**** RECORDS FOR THIS TASK ****

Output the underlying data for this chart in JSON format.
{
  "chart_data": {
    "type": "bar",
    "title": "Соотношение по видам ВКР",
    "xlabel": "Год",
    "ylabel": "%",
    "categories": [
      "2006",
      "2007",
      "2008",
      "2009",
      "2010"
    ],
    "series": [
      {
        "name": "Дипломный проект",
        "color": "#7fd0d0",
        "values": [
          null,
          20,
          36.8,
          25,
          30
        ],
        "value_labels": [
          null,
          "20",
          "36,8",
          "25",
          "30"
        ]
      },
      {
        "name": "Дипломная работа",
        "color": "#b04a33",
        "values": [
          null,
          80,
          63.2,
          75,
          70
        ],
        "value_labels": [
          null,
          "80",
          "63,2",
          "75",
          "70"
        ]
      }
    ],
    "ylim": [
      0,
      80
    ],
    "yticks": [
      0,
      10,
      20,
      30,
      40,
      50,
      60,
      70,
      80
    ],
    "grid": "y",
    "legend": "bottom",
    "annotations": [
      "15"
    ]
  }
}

****
**** RECORDS FOR THIS TASK ****

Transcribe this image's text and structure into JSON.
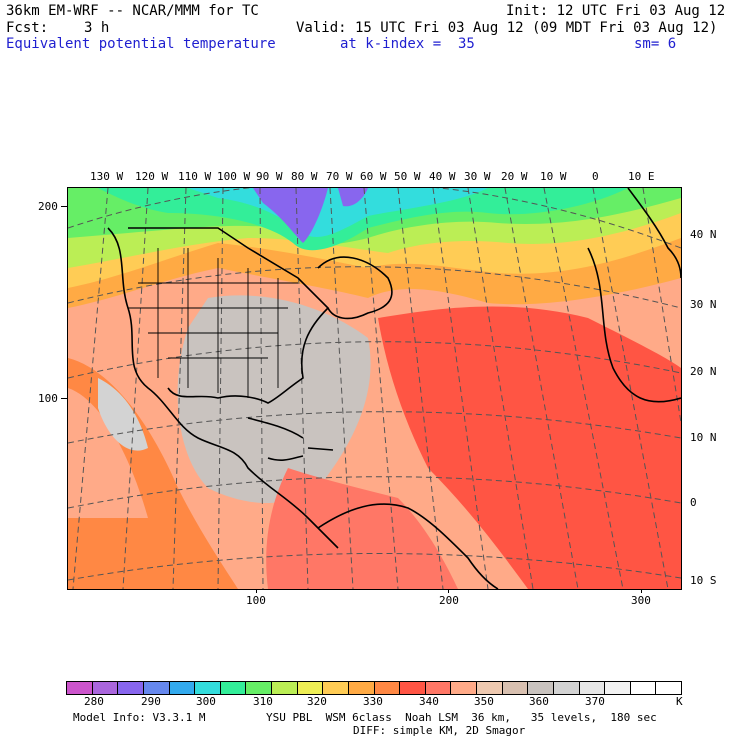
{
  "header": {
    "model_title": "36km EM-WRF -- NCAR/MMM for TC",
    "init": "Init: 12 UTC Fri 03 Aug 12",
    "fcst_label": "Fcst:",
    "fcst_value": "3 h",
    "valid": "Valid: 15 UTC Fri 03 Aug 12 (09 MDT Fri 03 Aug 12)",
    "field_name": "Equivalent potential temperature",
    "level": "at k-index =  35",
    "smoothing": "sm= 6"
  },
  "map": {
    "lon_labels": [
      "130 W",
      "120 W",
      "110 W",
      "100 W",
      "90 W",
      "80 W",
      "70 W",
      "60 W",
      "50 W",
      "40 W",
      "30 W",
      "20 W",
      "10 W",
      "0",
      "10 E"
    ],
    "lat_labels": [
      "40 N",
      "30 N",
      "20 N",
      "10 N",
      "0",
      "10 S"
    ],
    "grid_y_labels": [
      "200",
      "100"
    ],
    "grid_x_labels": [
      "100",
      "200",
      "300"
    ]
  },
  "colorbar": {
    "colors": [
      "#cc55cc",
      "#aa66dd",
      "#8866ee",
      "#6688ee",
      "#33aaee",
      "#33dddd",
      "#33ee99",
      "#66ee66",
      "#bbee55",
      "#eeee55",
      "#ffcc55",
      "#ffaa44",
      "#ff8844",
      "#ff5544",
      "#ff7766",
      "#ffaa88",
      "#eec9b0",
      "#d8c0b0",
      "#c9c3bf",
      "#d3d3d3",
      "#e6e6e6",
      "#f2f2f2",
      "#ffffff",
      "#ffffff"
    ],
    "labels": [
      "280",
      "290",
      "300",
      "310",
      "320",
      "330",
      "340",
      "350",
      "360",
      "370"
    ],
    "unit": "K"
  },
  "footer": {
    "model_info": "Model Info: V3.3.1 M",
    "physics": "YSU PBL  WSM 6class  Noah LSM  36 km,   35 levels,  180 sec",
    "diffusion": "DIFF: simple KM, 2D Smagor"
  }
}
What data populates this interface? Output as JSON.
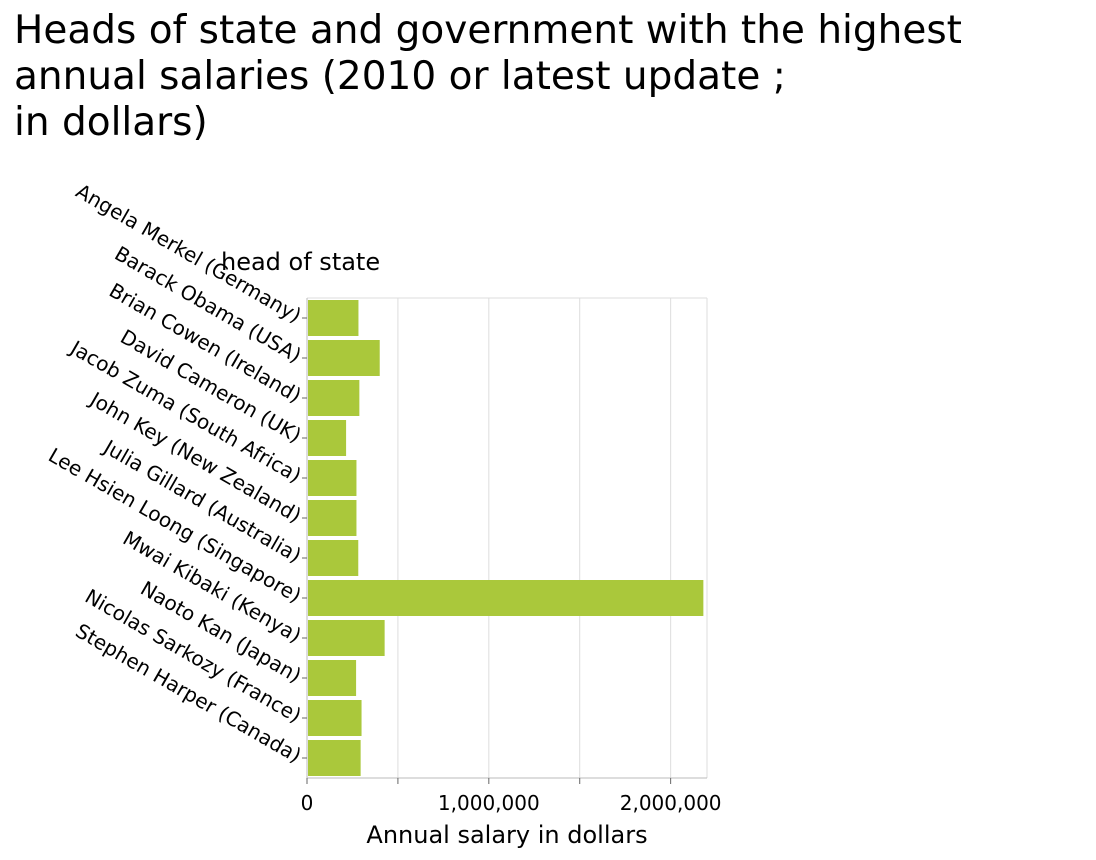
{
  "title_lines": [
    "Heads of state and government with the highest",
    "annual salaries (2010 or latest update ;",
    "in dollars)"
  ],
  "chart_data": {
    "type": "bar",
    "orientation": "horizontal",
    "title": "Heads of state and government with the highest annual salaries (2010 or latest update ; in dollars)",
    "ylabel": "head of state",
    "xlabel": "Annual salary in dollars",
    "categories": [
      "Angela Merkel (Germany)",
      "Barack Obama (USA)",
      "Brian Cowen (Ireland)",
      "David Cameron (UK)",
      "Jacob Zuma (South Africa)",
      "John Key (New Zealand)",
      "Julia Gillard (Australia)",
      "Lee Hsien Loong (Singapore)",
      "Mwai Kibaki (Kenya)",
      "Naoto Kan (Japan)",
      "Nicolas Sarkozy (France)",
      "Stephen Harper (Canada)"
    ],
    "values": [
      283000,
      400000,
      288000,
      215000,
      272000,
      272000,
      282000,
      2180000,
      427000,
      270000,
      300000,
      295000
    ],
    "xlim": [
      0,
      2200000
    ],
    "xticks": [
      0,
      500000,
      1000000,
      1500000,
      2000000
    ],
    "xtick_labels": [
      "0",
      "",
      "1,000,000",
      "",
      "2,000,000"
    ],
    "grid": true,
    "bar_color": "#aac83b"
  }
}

****
**** RECORDS FOR THIS TASK ****

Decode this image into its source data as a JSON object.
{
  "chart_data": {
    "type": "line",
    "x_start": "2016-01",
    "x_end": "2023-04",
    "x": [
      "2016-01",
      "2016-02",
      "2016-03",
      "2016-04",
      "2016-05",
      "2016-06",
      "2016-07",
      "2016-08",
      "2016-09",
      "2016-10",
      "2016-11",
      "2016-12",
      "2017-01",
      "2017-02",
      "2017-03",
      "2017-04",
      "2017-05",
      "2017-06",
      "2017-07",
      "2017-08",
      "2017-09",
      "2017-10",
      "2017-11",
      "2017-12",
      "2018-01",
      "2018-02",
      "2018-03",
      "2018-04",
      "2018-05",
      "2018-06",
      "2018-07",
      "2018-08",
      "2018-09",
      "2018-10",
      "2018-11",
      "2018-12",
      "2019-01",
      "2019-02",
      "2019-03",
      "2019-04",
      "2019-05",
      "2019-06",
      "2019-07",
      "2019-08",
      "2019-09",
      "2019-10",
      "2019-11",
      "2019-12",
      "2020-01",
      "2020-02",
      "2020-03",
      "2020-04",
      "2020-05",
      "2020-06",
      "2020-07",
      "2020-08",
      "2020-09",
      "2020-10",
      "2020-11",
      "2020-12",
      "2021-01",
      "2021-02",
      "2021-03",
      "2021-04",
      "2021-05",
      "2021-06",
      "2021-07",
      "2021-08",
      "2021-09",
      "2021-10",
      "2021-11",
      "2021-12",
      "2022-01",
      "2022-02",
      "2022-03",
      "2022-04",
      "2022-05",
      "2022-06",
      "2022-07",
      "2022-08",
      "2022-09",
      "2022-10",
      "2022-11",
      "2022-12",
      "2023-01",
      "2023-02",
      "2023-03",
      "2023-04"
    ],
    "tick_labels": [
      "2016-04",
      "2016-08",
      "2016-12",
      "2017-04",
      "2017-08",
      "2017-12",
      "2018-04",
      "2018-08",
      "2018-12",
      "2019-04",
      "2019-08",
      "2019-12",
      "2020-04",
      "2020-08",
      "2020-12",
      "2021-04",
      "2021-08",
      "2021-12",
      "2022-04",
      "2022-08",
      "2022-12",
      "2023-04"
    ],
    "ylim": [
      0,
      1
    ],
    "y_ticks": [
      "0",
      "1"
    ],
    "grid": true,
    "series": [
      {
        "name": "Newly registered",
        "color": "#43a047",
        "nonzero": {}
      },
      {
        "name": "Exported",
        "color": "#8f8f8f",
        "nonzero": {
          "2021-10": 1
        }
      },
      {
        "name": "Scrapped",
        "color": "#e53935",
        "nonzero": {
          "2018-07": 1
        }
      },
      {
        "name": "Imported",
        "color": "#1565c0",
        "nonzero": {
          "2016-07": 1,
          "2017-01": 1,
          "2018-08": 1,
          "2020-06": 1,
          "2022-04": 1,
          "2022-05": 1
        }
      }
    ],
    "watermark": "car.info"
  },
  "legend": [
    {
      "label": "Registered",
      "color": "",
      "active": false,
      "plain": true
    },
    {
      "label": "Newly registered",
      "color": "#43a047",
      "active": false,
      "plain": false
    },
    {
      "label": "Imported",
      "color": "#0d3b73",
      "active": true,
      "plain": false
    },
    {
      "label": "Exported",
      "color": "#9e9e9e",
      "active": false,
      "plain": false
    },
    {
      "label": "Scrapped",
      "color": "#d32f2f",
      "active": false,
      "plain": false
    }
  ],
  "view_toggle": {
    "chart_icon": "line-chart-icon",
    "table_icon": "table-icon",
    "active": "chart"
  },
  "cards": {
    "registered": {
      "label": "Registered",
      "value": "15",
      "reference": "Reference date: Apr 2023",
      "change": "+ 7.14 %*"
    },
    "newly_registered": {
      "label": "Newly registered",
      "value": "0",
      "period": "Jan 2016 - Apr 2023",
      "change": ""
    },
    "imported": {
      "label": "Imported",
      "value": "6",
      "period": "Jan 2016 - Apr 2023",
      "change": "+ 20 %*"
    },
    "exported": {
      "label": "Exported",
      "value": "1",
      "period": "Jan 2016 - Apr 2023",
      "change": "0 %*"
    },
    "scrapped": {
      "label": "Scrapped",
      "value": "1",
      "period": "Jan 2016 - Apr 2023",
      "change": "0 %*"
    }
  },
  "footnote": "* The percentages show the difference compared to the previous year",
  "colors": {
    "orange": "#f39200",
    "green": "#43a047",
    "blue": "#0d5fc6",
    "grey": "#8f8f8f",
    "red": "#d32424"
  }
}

****

Every line that holds the string "image" should be returned.

Transcribe this image's text and structure into JSON.
Decode this image into its source data as a JSON object.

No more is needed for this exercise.